--- Begin Page text ---

# Feel disgusting



## Lonely031p (Apr 21, 2019)

Hello, I'm new to sites like this so please bear with me. When me and my spouse got together my ex wife started alienating me from my kids. I was going through alot of depression and suicidal thoughts during this. I was considering going back to my ex wife during this time and began the process, because I figured it was better to be lonely than to be without my kids. My current spouse assured me that it would be ok that I would get through it and be happy in both areas of my life. I made it through this and managed to get my kids back. We and my spouse got married and I couldn't have been happier. (She was right). But now she throws all of this in my face, she has stopped initiating sex and it is definitely not the same as before. She sleeps all day and stays away from me. We have zero communication everything I do is wrong in some way. I understand she went through alot as well, but if she had a big issue with what I was dealing with and her included why marry Me? She even makes sex now like some kind of reward program and says why would I reward you when you havnt done this or when you said something like that. It just takes the love and intact out of it. I love this woman and I refuse to divorce unless it is absolutely what she wants. I'm just tired of feeling lonely all the time.


----------



## Andy1001 (Jun 29, 2016)

You are now having suicidal thoughts for the second time. This is not a healthy response to problems that life throws at you. 
Please seek out some help for yourself with either a counselor or psychiatrist.Maybe if you begin thinking clearly about your life, without your mind being clouded by thoughts of suicide you can make the right decisions with regards to your marriage. 
Good luck.


----------



## Marc878 (Aug 26, 2015)

You and only you are the master of your own fate. We teach others how they can treat us for the most part.

No one is going to fix this but you and laying in the victims chair won't get you a damn thing.

You should wake up now


----------



## Young at Heart (Jan 6, 2015)

Seriously get some professional counseling. Also may I suggest reading Glover's book no more Mr nice guy. It is a book to help men become more integrated and less dependent upon the emotional validation some co-dependent men have with women in their lives.


----------



## Spicy (Jun 18, 2016)

Welcome to TAM....we hope we can help! I’m sorry that things are going so rough in your life.

Have you had a sit down heart to heart with her about the things you are saying here? If not, set aside a specific time with her and let her know you need to discuss something very serious. Then pour your heart out to her. Let her know you want to save your marriage and be open to hear what she is unhappy about also. Then devise a plan to work on it together. 

PS- why does she sleep all day?

--- End Page text ---

**Requirement a**
Write out the part of the forum thread that opens with the words containing "Seriously get some" and closes with "on it together.".
The forum thread and the records have nothing to do with each other.

--- Begin Rows ---

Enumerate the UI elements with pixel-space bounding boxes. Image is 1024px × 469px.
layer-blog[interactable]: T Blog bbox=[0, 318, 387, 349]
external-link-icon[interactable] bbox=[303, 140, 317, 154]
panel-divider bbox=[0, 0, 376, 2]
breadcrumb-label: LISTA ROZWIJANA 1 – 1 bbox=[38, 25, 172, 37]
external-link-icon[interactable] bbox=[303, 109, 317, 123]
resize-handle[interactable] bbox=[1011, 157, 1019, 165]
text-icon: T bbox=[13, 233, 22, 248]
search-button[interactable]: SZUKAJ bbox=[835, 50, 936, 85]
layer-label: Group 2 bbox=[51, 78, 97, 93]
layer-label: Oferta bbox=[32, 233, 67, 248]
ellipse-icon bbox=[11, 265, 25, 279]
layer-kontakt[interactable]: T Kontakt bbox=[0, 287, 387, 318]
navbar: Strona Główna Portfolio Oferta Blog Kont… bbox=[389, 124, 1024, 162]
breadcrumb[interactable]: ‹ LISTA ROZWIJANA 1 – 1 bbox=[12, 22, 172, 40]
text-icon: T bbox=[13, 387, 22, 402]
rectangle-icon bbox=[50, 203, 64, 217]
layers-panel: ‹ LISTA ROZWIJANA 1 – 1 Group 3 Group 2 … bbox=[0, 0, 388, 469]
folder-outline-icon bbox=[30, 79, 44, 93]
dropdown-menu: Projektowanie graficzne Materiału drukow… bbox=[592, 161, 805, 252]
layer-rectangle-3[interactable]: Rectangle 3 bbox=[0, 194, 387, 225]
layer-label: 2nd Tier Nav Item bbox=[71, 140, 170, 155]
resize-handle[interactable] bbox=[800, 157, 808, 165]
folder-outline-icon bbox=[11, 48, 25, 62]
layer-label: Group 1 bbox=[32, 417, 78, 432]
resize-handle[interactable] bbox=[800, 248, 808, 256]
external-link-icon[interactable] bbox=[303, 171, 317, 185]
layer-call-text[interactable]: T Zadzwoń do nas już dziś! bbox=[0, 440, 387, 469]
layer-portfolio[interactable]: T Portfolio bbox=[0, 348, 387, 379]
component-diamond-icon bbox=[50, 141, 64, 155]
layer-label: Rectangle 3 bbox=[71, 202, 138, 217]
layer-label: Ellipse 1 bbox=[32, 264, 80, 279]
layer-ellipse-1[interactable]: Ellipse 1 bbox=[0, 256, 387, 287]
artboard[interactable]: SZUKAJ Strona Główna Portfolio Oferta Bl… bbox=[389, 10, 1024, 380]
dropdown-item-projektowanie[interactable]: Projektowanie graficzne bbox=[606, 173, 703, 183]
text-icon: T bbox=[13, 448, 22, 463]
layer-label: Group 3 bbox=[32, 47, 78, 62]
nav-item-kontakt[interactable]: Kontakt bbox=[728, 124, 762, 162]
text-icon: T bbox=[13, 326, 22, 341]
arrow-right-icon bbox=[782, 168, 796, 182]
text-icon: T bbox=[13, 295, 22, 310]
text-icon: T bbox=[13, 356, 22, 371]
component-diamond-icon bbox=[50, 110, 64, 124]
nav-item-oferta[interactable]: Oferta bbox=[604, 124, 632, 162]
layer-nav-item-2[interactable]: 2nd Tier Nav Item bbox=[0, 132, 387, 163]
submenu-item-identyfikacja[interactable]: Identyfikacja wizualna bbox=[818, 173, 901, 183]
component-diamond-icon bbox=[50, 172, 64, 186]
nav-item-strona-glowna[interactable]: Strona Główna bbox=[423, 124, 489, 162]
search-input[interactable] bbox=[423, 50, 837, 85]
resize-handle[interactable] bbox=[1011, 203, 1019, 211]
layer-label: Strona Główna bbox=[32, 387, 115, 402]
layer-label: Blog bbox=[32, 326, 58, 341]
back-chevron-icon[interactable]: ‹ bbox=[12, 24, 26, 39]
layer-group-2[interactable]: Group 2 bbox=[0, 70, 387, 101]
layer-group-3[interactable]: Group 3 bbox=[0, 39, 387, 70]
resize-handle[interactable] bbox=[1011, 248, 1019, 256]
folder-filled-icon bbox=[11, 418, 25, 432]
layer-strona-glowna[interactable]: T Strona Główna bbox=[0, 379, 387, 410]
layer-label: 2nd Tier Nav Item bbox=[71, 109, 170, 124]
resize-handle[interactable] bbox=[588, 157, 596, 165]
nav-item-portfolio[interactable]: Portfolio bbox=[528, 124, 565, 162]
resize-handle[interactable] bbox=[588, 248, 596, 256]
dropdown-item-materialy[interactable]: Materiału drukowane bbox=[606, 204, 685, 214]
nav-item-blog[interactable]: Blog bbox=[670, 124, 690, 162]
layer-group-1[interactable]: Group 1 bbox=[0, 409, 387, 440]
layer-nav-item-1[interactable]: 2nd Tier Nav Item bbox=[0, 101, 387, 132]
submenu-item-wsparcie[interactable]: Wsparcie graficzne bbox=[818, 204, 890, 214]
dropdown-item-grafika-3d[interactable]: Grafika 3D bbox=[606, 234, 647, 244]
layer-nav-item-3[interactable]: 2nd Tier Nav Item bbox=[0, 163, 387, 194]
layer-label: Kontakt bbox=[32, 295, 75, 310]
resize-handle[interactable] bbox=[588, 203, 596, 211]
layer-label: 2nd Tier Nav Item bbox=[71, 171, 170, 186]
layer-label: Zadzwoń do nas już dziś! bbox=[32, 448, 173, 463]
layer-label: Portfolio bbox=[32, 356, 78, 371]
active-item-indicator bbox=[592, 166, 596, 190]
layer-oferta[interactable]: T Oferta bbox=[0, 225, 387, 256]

--- End Rows ---

**Requirement b**
Give again the lines of the records that run from the start of the records through the line containing "breadcrumb-label: LISTA ROZWIJANA".

**Solution a**
Seriously get some professional counseling. Also may I suggest reading Glover's book no more Mr nice guy. It is a book to help men become more integrated and less dependent upon the emotional validation some co-dependent men have with women in their lives.


----------



## Spicy (Jun 18, 2016)

Welcome to TAM....we hope we can help! I’m sorry that things are going so rough in your life.

Have you had a sit down heart to heart with her about the things you are saying here? If not, set aside a specific time with her and let her know you need to discuss something very serious. Then pour your heart out to her. Let her know you want to save your marriage and be open to hear what she is unhappy about also. Then devise a plan to work on it together.

**Solution b**
Enumerate the UI elements with pixel-space bounding boxes. Image is 1024px × 469px.
layer-blog[interactable]: T Blog bbox=[0, 318, 387, 349]
external-link-icon[interactable] bbox=[303, 140, 317, 154]
panel-divider bbox=[0, 0, 376, 2]
breadcrumb-label: LISTA ROZWIJANA 1 – 1 bbox=[38, 25, 172, 37]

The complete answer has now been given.